-- Material to process start --

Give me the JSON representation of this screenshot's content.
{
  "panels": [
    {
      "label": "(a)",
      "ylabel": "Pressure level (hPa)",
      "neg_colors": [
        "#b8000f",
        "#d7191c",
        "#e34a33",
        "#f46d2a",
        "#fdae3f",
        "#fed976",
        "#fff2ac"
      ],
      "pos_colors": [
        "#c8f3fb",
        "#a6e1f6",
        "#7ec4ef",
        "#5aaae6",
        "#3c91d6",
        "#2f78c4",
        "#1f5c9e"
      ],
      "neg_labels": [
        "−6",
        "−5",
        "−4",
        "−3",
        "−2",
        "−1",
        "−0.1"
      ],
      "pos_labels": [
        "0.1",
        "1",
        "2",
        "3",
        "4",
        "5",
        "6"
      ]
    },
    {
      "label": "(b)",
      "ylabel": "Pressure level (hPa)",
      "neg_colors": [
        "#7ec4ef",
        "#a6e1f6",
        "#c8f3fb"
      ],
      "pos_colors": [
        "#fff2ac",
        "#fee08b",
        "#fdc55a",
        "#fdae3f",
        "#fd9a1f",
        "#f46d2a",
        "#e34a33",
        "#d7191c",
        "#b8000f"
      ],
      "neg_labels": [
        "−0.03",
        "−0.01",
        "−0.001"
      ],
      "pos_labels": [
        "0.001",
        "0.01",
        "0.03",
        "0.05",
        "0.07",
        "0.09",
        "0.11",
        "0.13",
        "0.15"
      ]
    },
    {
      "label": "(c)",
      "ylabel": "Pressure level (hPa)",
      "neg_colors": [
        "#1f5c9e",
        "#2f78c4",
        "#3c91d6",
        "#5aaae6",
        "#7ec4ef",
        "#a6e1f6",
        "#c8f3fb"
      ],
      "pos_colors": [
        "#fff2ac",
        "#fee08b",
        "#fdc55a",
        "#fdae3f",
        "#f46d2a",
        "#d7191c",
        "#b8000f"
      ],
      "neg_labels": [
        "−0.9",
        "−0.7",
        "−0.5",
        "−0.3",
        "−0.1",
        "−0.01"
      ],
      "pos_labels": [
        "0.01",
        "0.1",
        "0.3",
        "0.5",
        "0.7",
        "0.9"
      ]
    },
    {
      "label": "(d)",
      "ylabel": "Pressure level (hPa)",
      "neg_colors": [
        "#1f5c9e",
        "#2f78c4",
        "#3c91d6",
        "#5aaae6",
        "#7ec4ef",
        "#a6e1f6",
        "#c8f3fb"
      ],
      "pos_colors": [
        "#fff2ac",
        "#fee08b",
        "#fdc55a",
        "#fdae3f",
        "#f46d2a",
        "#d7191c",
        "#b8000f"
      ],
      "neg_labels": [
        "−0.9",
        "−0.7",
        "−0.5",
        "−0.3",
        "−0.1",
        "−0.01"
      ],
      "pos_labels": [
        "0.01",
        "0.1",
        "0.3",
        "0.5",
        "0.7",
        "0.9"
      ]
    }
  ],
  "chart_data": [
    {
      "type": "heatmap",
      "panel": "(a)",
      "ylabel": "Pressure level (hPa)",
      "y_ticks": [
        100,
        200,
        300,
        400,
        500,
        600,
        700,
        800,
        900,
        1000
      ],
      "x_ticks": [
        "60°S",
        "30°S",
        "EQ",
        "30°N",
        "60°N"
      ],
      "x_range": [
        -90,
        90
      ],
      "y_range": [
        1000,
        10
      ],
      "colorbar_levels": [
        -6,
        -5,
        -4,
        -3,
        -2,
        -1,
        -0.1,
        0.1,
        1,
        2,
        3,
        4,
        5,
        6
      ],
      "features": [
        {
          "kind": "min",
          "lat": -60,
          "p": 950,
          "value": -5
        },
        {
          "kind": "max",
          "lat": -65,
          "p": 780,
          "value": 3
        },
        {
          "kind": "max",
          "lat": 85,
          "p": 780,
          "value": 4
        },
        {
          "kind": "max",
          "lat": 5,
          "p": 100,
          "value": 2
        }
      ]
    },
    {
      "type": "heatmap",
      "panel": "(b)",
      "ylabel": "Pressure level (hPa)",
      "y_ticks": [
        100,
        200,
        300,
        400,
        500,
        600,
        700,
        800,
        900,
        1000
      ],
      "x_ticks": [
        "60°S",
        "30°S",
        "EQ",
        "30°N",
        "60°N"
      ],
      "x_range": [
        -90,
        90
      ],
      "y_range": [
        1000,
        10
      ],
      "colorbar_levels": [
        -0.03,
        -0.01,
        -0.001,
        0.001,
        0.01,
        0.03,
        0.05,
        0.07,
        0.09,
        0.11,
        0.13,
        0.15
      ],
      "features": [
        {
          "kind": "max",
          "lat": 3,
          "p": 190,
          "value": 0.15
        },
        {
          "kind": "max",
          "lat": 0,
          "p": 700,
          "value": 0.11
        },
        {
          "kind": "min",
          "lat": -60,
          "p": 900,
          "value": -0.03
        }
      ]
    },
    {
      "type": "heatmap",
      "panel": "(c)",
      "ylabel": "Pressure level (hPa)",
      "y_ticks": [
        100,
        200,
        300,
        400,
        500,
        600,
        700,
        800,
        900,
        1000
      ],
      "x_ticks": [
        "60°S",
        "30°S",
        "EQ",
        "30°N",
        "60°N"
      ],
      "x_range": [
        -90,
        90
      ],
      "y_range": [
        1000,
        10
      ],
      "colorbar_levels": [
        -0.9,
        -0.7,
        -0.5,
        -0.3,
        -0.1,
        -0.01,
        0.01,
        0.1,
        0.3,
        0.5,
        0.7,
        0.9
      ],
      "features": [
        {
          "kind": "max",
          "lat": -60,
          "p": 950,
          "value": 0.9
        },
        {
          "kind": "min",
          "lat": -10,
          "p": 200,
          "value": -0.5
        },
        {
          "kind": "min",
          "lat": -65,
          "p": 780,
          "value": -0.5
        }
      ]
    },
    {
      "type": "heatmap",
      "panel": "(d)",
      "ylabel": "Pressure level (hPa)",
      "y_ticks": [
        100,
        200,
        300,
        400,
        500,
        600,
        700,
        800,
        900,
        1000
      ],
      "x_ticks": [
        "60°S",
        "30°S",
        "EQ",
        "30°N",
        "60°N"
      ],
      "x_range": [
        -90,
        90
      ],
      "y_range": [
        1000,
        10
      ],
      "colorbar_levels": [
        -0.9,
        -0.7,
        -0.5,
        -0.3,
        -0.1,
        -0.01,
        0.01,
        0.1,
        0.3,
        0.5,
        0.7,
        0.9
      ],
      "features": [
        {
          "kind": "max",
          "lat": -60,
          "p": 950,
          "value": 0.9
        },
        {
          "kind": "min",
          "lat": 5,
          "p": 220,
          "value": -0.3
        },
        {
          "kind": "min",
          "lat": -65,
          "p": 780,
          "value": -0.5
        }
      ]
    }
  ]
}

-- Material to process end --

Exercise instructions:
Extract the complete listing verbatim.

Written reply:
Give me the JSON representation of this screenshot's content.
{
  "panels": [
    {
      "label": "(a)",
      "ylabel": "Pressure level (hPa)",
      "neg_colors": [
        "#b8000f",
        "#d7191c",
        "#e34a33",
        "#f46d2a",
        "#fdae3f",
        "#fed976",
        "#fff2ac"
      ],
      "pos_colors": [
        "#c8f3fb",
        "#a6e1f6",
        "#7ec4ef",
        "#5aaae6",
        "#3c91d6",
        "#2f78c4",
        "#1f5c9e"
      ],
      "neg_labels": [
        "−6",
        "−5",
        "−4",
        "−3",
        "−2",
        "−1",
        "−0.1"
      ],
      "pos_labels": [
        "0.1",
        "1",
        "2",
        "3",
        "4",
        "5",
        "6"
      ]
    },
    {
      "label": "(b)",
      "ylabel": "Pressure level (hPa)",
      "neg_colors": [
        "#7ec4ef",
        "#a6e1f6",
        "#c8f3fb"
      ],
      "pos_colors": [
        "#fff2ac",
        "#fee08b",
        "#fdc55a",
        "#fdae3f",
        "#fd9a1f",
        "#f46d2a",
        "#e34a33",
        "#d7191c",
        "#b8000f"
      ],
      "neg_labels": [
        "−0.03",
        "−0.01",
        "−0.001"
      ],
      "pos_labels": [
        "0.001",
        "0.01",
        "0.03",
        "0.05",
        "0.07",
        "0.09",
        "0.11",
        "0.13",
        "0.15"
      ]
    },
    {
      "label": "(c)",
      "ylabel": "Pressure level (hPa)",
      "neg_colors": [
        "#1f5c9e",
        "#2f78c4",
        "#3c91d6",
        "#5aaae6",
        "#7ec4ef",
        "#a6e1f6",
        "#c8f3fb"
      ],
      "pos_colors": [
        "#fff2ac",
        "#fee08b",
        "#fdc55a",
        "#fdae3f",
        "#f46d2a",
        "#d7191c",
        "#b8000f"
      ],
      "neg_labels": [
        "−0.9",
        "−0.7",
        "−0.5",
        "−0.3",
        "−0.1",
        "−0.01"
      ],
      "pos_labels": [
        "0.01",
        "0.1",
        "0.3",
        "0.5",
        "0.7",
        "0.9"
      ]
    },
    {
      "label": "(d)",
      "ylabel": "Pressure level (hPa)",
      "neg_colors": [
        "#1f5c9e",
        "#2f78c4",
        "#3c91d6",
        "#5aaae6",
        "#7ec4ef",
        "#a6e1f6",
        "#c8f3fb"
      ],
      "pos_colors": [
        "#fff2ac",
        "#fee08b",
        "#fdc55a",
        "#fdae3f",
        "#f46d2a",
        "#d7191c",
        "#b8000f"
      ],
      "neg_labels": [
        "−0.9",
        "−0.7",
        "−0.5",
        "−0.3",
        "−0.1",
        "−0.01"
      ],
      "pos_labels": [
        "0.01",
        "0.1",
        "0.3",
        "0.5",
        "0.7",
        "0.9"
      ]
    }
  ],
  "chart_data": [
    {
      "type": "heatmap",
      "panel": "(a)",
      "ylabel": "Pressure level (hPa)",
      "y_ticks": [
        100,
        200,
        300,
        400,
        500,
        600,
        700,
        800,
        900,
        1000
      ],
      "x_ticks": [
        "60°S",
        "30°S",
        "EQ",
        "30°N",
        "60°N"
      ],
      "x_range": [
        -90,
        90
      ],
      "y_range": [
        1000,
        10
      ],
      "colorbar_levels": [
        -6,
        -5,
        -4,
        -3,
        -2,
        -1,
        -0.1,
        0.1,
        1,
        2,
        3,
        4,
        5,
        6
      ],
      "features": [
        {
          "kind": "min",
          "lat": -60,
          "p": 950,
          "value": -5
        },
        {
          "kind": "max",
          "lat": -65,
          "p": 780,
          "value": 3
        },
        {
          "kind": "max",
          "lat": 85,
          "p": 780,
          "value": 4
        },
        {
          "kind": "max",
          "lat": 5,
          "p": 100,
          "value": 2
        }
      ]
    },
    {
      "type": "heatmap",
      "panel": "(b)",
      "ylabel": "Pressure level (hPa)",
      "y_ticks": [
        100,
        200,
        300,
        400,
        500,
        600,
        700,
        800,
        900,
        1000
      ],
      "x_ticks": [
        "60°S",
        "30°S",
        "EQ",
        "30°N",
        "60°N"
      ],
      "x_range": [
        -90,
        90
      ],
      "y_range": [
        1000,
        10
      ],
      "colorbar_levels": [
        -0.03,
        -0.01,
        -0.001,
        0.001,
        0.01,
        0.03,
        0.05,
        0.07,
        0.09,
        0.11,
        0.13,
        0.15
      ],
      "features": [
        {
          "kind": "max",
          "lat": 3,
          "p": 190,
          "value": 0.15
        },
        {
          "kind": "max",
          "lat": 0,
          "p": 700,
          "value": 0.11
        },
        {
          "kind": "min",
          "lat": -60,
          "p": 900,
          "value": -0.03
        }
      ]
    },
    {
      "type": "heatmap",
      "panel": "(c)",
      "ylabel": "Pressure level (hPa)",
      "y_ticks": [
        100,
        200,
        300,
        400,
        500,
        600,
        700,
        800,
        900,
        1000
      ],
      "x_ticks": [
        "60°S",
        "30°S",
        "EQ",
        "30°N",
        "60°N"
      ],
      "x_range": [
        -90,
        90
      ],
      "y_range": [
        1000,
        10
      ],
      "colorbar_levels": [
        -0.9,
        -0.7,
        -0.5,
        -0.3,
        -0.1,
        -0.01,
        0.01,
        0.1,
        0.3,
        0.5,
        0.7,
        0.9
      ],
      "features": [
        {
          "kind": "max",
          "lat": -60,
          "p": 950,
          "value": 0.9
        },
        {
          "kind": "min",
          "lat": -10,
          "p": 200,
          "value": -0.5
        },
        {
          "kind": "min",
          "lat": -65,
          "p": 780,
          "value": -0.5
        }
      ]
    },
    {
      "type": "heatmap",
      "panel": "(d)",
      "ylabel": "Pressure level (hPa)",
      "y_ticks": [
        100,
        200,
        300,
        400,
        500,
        600,
        700,
        800,
        900,
        1000
      ],
      "x_ticks": [
        "60°S",
        "30°S",
        "EQ",
        "30°N",
        "60°N"
      ],
      "x_range": [
        -90,
        90
      ],
      "y_range": [
        1000,
        10
      ],
      "colorbar_levels": [
        -0.9,
        -0.7,
        -0.5,
        -0.3,
        -0.1,
        -0.01,
        0.01,
        0.1,
        0.3,
        0.5,
        0.7,
        0.9
      ],
      "features": [
        {
          "kind": "max",
          "lat": -60,
          "p": 950,
          "value": 0.9
        },
        {
          "kind": "min",
          "lat": 5,
          "p": 220,
          "value": -0.3
        },
        {
          "kind": "min",
          "lat": -65,
          "p": 780,
          "value": -0.5
        }
      ]
    }
  ]
}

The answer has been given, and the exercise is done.